▸ The exercise
Look for the string "Web服务器" in every line, and copy each line that has it.

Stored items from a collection
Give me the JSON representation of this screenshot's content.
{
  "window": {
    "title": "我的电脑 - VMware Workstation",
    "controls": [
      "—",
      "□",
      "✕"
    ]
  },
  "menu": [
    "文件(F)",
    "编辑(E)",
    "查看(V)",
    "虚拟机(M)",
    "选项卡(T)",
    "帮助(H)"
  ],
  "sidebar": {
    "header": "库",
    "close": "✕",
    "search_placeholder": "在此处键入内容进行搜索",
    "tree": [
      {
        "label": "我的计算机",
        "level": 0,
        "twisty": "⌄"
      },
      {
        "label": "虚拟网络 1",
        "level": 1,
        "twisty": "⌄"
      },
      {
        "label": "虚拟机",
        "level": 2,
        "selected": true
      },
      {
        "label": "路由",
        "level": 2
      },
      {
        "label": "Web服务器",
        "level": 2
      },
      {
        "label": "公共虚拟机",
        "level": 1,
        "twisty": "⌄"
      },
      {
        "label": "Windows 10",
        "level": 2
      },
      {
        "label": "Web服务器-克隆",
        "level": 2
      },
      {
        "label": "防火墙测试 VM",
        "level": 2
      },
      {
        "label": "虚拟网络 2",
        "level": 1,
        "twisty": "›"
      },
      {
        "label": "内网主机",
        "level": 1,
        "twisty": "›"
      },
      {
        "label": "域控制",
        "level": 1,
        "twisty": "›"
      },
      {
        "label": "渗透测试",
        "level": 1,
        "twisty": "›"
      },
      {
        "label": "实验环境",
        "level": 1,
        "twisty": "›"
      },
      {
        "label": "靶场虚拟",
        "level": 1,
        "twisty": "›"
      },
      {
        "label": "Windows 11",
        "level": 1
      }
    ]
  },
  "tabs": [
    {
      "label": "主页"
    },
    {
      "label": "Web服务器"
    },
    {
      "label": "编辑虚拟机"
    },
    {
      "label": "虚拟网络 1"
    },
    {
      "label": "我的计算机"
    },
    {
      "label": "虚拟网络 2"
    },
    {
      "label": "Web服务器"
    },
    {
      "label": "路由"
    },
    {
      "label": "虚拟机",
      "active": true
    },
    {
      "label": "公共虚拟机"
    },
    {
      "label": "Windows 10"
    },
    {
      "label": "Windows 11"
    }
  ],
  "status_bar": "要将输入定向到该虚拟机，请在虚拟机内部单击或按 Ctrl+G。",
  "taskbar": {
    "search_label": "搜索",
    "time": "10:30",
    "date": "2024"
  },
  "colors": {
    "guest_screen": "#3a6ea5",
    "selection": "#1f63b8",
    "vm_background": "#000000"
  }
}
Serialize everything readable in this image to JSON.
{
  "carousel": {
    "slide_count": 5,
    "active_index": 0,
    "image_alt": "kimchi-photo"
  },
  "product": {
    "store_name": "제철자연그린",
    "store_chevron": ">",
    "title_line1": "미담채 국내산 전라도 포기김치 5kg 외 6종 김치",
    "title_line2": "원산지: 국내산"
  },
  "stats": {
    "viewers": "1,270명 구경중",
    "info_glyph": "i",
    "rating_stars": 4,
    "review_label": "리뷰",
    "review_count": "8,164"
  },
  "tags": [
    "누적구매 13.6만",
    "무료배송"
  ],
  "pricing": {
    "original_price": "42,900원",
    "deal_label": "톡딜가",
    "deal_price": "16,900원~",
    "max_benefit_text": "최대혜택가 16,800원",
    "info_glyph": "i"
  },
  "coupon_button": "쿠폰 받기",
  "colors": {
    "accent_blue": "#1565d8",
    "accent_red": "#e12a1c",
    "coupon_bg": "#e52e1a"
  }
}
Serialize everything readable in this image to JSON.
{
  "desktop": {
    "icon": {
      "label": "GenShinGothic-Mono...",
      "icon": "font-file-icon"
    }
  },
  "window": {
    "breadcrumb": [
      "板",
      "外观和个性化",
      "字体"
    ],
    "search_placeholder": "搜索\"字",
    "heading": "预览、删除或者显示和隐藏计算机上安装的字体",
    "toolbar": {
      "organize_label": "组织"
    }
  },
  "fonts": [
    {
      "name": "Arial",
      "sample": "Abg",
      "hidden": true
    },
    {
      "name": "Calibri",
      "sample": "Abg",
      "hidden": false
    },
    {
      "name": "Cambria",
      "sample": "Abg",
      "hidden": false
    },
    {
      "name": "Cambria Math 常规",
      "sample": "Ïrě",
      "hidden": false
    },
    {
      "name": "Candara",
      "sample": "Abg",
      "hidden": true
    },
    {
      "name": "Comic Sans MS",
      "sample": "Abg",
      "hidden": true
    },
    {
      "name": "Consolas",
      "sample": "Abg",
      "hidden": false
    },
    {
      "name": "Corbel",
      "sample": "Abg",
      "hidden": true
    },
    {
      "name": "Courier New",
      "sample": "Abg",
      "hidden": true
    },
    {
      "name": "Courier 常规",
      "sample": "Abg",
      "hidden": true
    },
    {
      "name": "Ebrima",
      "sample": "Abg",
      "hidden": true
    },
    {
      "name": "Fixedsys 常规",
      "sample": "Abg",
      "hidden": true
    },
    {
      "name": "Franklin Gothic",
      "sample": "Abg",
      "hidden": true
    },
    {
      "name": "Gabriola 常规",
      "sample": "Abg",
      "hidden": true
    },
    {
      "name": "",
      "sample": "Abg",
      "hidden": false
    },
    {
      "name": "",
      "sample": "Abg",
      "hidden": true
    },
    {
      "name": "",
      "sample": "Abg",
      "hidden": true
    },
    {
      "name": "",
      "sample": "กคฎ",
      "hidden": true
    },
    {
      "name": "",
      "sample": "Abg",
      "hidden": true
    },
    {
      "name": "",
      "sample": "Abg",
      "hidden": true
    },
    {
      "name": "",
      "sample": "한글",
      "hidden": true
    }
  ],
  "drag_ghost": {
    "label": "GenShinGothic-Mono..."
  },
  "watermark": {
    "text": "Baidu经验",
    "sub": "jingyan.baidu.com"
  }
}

▸ Solution
        "label": "Web服务器",
        "label": "Web服务器-克隆",
      "label": "Web服务器"
      "label": "Web服务器"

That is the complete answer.